*Records for the task:*
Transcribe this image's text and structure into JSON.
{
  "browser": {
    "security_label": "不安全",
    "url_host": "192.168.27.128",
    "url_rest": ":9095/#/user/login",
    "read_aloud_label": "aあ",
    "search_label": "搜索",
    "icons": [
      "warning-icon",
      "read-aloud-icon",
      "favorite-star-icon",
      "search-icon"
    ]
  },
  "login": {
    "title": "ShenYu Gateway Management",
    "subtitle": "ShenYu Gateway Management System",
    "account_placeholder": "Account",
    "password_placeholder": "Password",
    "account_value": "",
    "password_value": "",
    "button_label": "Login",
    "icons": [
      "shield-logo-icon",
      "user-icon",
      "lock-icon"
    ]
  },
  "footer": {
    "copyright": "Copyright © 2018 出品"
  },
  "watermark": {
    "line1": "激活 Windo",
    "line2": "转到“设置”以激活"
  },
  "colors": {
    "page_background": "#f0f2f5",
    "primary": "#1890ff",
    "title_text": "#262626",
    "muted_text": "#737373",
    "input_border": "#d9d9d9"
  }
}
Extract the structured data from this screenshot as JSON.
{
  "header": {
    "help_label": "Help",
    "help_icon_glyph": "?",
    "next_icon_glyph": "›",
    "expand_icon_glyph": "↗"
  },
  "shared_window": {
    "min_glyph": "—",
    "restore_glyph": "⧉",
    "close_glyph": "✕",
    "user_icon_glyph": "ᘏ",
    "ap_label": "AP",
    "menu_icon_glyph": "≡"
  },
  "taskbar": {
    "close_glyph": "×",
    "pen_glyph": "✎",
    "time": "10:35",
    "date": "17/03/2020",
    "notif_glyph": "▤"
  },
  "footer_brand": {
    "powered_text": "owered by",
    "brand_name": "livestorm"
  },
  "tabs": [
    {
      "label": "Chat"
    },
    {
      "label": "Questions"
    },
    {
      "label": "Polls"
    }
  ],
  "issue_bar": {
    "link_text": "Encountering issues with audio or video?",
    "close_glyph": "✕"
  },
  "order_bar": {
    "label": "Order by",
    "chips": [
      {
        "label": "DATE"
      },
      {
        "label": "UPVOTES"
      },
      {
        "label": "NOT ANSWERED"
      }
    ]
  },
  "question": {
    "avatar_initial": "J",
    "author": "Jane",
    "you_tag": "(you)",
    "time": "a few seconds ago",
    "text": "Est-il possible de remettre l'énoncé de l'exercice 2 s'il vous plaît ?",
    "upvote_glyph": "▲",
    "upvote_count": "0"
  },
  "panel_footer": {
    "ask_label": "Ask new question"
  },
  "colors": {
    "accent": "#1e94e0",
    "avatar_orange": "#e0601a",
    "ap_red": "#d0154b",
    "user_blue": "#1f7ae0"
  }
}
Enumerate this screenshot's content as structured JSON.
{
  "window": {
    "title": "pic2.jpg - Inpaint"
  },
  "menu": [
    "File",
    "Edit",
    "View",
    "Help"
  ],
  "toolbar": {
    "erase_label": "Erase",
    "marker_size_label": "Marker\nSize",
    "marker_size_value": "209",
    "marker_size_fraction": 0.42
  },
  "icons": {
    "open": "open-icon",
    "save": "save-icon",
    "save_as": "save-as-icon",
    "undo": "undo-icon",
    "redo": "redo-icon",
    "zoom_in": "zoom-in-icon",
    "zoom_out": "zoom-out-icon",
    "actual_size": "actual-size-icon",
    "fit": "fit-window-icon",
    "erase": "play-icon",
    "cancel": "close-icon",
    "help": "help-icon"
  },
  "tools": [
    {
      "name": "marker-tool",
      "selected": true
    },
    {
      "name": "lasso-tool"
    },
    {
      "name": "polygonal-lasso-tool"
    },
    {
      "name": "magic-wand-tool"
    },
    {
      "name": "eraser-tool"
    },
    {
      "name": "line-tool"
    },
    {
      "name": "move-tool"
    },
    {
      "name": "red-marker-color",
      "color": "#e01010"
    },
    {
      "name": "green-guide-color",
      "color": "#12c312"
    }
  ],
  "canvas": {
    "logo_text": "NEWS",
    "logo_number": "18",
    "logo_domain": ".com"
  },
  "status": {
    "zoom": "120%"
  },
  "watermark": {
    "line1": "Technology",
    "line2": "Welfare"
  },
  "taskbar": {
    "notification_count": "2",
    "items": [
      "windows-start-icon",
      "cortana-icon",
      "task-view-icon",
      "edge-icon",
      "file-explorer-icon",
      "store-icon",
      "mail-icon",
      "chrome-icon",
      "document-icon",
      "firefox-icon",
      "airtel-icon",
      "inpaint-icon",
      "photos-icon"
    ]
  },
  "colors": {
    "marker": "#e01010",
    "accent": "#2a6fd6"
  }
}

*Goal of the exercise:* Show each line in the entries that holds the string "structured".

*The completed task:*
Extract the structured data from this screenshot as JSON.
Enumerate this screenshot's content as structured JSON.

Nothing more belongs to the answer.